Lines of data
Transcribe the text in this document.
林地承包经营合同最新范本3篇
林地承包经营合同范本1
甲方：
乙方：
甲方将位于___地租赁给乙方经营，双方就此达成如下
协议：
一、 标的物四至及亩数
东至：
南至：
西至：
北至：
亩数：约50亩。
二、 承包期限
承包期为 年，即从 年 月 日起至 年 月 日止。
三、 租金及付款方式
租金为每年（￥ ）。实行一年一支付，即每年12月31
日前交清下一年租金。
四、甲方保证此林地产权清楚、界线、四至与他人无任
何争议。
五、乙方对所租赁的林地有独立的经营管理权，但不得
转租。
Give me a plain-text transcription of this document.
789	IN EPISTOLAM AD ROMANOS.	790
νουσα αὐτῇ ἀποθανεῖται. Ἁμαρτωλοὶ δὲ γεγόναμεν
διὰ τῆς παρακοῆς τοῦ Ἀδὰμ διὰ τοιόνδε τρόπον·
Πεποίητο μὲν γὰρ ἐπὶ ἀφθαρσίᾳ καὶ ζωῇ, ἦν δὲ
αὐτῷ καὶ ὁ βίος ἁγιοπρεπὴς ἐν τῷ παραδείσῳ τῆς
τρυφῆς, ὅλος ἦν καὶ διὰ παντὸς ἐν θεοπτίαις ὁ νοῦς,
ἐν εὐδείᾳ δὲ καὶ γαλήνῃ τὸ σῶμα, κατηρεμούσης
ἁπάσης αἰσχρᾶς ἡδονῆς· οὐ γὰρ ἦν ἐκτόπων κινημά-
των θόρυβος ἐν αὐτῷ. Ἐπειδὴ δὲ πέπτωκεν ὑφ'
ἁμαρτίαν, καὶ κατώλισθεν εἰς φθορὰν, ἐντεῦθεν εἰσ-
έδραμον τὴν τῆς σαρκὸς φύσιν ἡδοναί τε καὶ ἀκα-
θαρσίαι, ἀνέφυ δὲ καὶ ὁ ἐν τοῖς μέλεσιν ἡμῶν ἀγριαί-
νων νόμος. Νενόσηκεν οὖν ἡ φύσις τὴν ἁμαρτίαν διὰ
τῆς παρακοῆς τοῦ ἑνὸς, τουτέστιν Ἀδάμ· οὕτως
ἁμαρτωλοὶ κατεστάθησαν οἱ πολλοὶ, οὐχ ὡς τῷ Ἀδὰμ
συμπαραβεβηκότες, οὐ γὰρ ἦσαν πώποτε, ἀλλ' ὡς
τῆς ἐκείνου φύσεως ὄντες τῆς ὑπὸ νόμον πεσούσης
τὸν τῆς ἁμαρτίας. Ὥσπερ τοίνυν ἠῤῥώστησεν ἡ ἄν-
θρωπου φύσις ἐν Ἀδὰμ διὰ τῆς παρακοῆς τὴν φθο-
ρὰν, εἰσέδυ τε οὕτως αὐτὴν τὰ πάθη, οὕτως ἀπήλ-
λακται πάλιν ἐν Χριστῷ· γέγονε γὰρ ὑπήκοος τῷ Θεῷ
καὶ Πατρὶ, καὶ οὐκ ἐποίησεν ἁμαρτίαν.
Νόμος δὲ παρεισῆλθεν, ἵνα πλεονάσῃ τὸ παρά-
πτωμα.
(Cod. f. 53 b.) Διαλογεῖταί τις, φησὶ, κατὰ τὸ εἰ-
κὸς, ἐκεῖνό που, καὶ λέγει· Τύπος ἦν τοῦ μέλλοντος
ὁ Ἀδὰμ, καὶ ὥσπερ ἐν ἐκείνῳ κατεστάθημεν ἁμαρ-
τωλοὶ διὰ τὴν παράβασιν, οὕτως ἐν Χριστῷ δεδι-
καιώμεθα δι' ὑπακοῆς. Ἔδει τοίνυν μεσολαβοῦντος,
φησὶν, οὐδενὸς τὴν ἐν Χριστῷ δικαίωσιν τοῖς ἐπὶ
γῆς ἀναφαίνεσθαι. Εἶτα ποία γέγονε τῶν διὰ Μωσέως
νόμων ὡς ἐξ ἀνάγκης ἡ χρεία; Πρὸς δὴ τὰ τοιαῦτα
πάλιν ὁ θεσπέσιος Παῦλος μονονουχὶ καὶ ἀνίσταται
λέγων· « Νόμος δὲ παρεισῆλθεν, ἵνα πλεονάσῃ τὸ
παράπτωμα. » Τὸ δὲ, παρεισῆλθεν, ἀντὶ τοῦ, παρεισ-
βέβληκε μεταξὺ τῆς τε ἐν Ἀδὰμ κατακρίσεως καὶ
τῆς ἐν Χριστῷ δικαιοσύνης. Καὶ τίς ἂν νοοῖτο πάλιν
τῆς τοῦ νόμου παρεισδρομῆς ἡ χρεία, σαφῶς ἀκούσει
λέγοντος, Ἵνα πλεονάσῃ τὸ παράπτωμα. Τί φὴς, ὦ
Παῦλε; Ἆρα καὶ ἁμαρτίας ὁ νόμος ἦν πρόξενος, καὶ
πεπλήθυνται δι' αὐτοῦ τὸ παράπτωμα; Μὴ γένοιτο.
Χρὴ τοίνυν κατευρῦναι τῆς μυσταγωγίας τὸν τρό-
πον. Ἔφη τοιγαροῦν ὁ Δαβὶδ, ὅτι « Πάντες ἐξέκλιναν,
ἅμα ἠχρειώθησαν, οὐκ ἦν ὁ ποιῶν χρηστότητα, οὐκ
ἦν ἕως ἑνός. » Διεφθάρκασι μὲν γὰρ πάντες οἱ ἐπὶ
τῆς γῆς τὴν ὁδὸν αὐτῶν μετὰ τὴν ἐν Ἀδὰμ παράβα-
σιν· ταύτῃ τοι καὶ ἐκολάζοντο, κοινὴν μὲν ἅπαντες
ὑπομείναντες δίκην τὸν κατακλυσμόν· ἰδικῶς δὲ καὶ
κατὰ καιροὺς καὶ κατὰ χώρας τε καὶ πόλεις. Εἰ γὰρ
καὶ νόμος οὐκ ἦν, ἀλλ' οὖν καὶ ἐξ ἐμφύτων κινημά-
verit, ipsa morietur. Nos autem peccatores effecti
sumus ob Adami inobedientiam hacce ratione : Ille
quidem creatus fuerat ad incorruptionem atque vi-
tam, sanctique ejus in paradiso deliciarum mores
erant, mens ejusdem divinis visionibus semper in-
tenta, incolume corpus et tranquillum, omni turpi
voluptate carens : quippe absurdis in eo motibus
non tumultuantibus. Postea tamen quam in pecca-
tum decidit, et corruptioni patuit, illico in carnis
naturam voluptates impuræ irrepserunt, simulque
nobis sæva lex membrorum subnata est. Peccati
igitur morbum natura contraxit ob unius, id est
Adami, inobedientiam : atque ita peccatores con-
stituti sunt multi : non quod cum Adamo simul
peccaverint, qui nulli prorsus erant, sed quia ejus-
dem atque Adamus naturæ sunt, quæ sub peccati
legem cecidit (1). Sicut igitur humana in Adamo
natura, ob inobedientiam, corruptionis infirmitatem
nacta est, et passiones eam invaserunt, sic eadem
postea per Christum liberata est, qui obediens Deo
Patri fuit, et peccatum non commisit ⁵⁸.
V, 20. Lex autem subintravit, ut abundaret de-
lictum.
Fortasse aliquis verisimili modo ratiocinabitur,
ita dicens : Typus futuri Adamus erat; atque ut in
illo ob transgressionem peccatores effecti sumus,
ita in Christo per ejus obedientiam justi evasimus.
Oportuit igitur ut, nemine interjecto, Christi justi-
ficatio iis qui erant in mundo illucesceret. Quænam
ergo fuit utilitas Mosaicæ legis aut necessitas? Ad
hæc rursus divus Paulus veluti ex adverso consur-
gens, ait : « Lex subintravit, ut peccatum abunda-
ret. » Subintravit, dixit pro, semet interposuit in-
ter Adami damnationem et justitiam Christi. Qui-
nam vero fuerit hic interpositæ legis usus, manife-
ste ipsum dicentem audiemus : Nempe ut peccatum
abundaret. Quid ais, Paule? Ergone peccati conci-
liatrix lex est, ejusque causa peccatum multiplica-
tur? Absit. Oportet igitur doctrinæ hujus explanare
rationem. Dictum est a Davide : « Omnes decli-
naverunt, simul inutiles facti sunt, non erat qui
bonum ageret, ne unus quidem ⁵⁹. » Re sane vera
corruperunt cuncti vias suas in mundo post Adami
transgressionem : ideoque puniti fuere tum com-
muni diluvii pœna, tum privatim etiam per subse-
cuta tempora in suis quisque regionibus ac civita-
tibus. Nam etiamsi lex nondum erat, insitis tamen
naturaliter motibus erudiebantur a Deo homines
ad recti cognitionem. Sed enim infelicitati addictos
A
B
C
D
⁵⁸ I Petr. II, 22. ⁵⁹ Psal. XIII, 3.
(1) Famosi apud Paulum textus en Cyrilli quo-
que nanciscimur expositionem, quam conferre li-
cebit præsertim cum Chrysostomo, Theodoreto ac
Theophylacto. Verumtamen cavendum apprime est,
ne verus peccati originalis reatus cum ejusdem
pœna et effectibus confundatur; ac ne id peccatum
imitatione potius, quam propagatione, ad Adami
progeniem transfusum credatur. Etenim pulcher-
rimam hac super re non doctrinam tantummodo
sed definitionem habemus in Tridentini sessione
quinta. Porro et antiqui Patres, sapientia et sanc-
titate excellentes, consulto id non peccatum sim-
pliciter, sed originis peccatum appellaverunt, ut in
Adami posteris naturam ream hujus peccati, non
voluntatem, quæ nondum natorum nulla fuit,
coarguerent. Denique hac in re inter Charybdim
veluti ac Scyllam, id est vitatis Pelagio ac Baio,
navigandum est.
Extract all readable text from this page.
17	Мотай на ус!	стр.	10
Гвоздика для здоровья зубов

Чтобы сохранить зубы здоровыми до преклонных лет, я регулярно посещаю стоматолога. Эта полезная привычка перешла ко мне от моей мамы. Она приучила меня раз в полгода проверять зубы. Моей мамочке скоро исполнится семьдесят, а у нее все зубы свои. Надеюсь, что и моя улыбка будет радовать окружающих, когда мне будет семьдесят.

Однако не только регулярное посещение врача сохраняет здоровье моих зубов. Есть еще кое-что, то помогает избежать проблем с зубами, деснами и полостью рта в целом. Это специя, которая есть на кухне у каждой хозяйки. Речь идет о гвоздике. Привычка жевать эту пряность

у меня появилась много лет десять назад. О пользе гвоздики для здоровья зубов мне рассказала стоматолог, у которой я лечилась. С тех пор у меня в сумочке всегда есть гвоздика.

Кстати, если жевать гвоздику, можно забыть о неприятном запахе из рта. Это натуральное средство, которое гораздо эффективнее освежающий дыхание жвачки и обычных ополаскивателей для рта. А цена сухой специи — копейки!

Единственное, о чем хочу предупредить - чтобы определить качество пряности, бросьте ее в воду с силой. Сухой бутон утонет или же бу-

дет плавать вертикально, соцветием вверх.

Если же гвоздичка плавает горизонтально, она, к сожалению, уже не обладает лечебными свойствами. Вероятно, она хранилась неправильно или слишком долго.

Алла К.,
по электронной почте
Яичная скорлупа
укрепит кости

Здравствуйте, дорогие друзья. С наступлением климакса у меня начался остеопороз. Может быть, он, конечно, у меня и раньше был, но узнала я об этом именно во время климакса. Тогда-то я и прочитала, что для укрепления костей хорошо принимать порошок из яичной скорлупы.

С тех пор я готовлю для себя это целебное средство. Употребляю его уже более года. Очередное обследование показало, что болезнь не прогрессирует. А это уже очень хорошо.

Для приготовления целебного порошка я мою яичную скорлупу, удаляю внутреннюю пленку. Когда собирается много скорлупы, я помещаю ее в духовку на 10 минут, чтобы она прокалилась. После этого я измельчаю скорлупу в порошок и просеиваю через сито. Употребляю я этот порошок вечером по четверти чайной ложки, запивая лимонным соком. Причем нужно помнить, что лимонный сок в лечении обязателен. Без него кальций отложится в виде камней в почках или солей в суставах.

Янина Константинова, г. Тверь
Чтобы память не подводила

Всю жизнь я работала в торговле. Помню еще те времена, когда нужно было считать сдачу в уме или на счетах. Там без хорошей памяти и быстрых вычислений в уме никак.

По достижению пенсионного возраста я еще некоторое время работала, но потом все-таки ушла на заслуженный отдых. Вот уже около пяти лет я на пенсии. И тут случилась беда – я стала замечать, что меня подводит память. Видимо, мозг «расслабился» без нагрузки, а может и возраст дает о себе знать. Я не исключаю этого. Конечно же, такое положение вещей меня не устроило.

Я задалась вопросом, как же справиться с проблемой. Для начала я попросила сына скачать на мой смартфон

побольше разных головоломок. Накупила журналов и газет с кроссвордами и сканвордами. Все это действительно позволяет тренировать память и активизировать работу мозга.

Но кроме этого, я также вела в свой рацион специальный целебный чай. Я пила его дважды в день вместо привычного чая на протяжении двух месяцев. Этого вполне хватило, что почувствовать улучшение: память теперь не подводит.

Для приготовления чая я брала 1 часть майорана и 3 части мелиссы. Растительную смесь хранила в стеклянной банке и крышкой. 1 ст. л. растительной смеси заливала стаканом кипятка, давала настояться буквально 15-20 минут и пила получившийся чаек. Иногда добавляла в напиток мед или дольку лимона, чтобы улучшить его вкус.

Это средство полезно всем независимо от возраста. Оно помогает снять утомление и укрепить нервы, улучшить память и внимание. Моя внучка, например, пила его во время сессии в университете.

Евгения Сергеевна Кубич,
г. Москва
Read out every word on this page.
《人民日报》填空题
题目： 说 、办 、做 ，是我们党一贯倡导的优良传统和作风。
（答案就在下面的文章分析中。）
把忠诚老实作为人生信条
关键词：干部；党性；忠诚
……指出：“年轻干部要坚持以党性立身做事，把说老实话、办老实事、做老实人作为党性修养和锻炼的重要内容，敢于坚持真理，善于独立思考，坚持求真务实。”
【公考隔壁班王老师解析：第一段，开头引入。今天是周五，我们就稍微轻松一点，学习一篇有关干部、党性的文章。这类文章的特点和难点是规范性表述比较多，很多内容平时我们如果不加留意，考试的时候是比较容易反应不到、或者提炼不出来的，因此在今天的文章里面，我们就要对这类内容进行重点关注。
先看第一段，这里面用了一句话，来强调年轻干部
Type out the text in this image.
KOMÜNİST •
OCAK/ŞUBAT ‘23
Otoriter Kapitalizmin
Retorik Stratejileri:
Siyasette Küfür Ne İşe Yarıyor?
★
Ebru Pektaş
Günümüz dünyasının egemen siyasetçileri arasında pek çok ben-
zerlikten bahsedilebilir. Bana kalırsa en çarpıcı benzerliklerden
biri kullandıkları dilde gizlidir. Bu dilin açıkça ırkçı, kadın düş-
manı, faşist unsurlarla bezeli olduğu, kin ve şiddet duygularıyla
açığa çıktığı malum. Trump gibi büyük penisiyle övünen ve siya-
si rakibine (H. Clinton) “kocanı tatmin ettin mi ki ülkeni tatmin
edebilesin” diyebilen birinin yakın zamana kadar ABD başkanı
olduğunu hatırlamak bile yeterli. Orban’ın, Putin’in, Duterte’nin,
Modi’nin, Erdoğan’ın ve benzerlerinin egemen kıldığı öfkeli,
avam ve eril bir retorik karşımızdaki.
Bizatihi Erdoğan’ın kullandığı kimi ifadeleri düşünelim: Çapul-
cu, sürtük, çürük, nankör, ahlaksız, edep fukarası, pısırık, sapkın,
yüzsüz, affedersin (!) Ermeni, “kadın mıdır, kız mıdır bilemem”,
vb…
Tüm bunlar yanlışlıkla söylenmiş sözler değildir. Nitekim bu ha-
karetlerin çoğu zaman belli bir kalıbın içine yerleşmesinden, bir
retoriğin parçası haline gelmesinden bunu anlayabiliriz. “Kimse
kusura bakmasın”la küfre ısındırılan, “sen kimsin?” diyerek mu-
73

Problem to solve: Look through the entries and return every line where "παράπτωμα" appears.

Answer to the task:
παράπτωμα. » Τὸ δὲ, παρεισῆλθεν, ἀντὶ τοῦ, παρεισ-
λέγοντος, Ἵνα πλεονάσῃ τὸ παράπτωμα. Τί φὴς, ὦ
πεπλήθυνται δι' αὐτοῦ τὸ παράπτωμα; Μὴ γένοιτο.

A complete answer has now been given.